> **PROBLEM REQUIREMENTS**: Locate the lines of the listing below that hold "个月进行一次", then copy each of them.
━━━ DATA SECTION
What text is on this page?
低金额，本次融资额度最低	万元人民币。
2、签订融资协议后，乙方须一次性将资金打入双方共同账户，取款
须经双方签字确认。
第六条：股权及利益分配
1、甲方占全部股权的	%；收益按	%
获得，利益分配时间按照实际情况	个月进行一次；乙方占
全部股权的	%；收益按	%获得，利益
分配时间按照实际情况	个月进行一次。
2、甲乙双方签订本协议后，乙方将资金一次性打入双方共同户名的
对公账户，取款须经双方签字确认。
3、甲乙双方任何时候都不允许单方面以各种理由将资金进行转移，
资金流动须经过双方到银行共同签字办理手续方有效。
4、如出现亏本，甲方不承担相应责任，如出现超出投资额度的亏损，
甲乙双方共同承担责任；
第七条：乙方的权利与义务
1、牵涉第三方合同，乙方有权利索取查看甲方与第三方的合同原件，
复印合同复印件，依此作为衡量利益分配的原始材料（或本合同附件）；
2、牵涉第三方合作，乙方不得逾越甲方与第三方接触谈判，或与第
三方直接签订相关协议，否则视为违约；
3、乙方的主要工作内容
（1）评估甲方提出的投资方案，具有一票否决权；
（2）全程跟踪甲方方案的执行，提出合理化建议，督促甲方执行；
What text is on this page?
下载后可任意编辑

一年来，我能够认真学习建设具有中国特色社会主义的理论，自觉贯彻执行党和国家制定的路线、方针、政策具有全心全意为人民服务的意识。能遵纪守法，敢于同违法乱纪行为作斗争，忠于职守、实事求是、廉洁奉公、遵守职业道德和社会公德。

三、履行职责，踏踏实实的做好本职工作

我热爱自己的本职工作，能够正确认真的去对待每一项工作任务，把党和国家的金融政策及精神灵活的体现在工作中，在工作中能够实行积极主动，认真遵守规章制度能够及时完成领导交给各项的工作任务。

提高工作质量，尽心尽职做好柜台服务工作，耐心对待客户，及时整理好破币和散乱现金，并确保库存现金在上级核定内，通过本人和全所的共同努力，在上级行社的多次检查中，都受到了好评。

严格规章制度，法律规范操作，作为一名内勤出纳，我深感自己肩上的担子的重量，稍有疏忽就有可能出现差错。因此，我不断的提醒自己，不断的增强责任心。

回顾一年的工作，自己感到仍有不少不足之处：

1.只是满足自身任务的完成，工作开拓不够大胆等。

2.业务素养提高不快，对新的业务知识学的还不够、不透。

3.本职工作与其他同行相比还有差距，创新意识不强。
━━━━━━
> **WRITTEN ANSWER**:
获得，利益分配时间按照实际情况	个月进行一次；乙方占
分配时间按照实际情况	个月进行一次。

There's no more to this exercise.